Vorliegender Auszug:
————

10 Fragen an Harald Lieske
22.11.2016
Harald Lieske
Illustrator
Die Burgen von Burgund
Puerto Rico - Kartenspiel
Funkenschlag - Kartenspiel
Gentes
Hallo Herr Lieske, schön, dass Sie für das Interview Zeit gefunden haben.
Können Sie sich kurz einmal denjenigen vorstellen, die Sie noch nicht kennen?
Harald Lieske ist mein Name. Ich zeichne, spiele und musiziere für mein Leben gern. Seit 2003 illustriere ich Brettspiele und kann somit sogar zwei von meinen Leidenschaften kombinieren – super!
Was waren Ihre letzten Projekte und was können Sie Interessantes über diese berichten?
Sehr großen Spaß hatte ich dieses Jahr z.B. an "Solarius". Als Science Fiction-Fan ein reines Science Fiction Spiel illustrieren zu dürfen, das ist schon toll. Es gibt ja erstaunlicherweise nicht sooo viele Spiele, die thematisch so verortet und frei sind. Besonderen Spaß hat es mir gemacht, da es keine "klassische" Science Fiction-Optik werden sollte, sondern "irgendwas" zwischen *Thunderbirds* (kennt noch jemand diese famose Puppentrickserie aus den 60ern?) und *nordkoreanischen Propaganda-Plakaten* (sehenswert!). Eine besondere Herausforderung war auch das Spiel "Fabelsaft" – mit 59 verschiedenen Kartenmotiven.
Mit welchem Spiel ist Ihnen nach Ihrer Ansicht der Durchbruch als Illustrator gelungen?
Wahrscheinlich war es schlicht das erste von mir illustrierte Spiel welches produziert wurde: "Cronberg". Ich habe auch vorher schon auf Messen Verlagen mein Portfolio gezeigt, das aber zu der Zeit eher aus Comics und freien Arbeiten bestand; nachdem ich jedoch ein fertig illustriertes und produziertes Spiel vorzeigen konnte, war die Aufmerksamkeit der Verlage eine andere als vorher.

————

Erfasste Daten:
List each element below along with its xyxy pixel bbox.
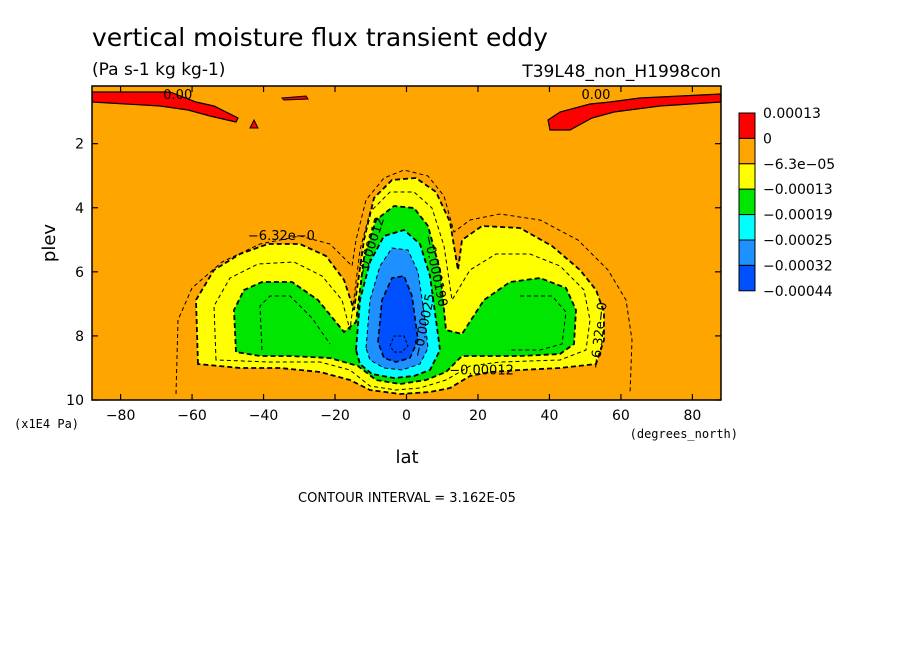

————

Was zu tun ist:
A: Beantworte zum Interview mit Harald Lieske diese Fragen:
(i) Seit welchem Jahr illustriert Harald Lieske Brettspiele?
(ii) Wie viele verschiedene Kartenmotive hat das Spiel „Fabelsaft“?
(iii) Welches war das erste von ihm illustrierte Spiel, das produziert wurde?
B: Entnimm dem Interview mit Harald Lieske wörtlich den Abschnitt von „Was waren Ihre“ bis „59 verschiedenen Kartenmotiven.“.
Die Daten stehen für sich und gehören nicht zum Interview mit Harald Lieske.

Ergebnisse der Aufgaben:
A:
(i) Seit 2003.
(ii) 59.
(iii) „Cronberg“.

B:
Was waren Ihre letzten Projekte und was können Sie Interessantes über diese berichten?
Sehr großen Spaß hatte ich dieses Jahr z.B. an "Solarius". Als Science Fiction-Fan ein reines Science Fiction Spiel illustrieren zu dürfen, das ist schon toll. Es gibt ja erstaunlicherweise nicht sooo viele Spiele, die thematisch so verortet und frei sind. Besonderen Spaß hat es mir gemacht, da es keine "klassische" Science Fiction-Optik werden sollte, sondern "irgendwas" zwischen *Thunderbirds* (kennt noch jemand diese famose Puppentrickserie aus den 60ern?) und *nordkoreanischen Propaganda-Plakaten* (sehenswert!). Eine besondere Herausforderung war auch das Spiel "Fabelsaft" – mit 59 verschiedenen Kartenmotiven.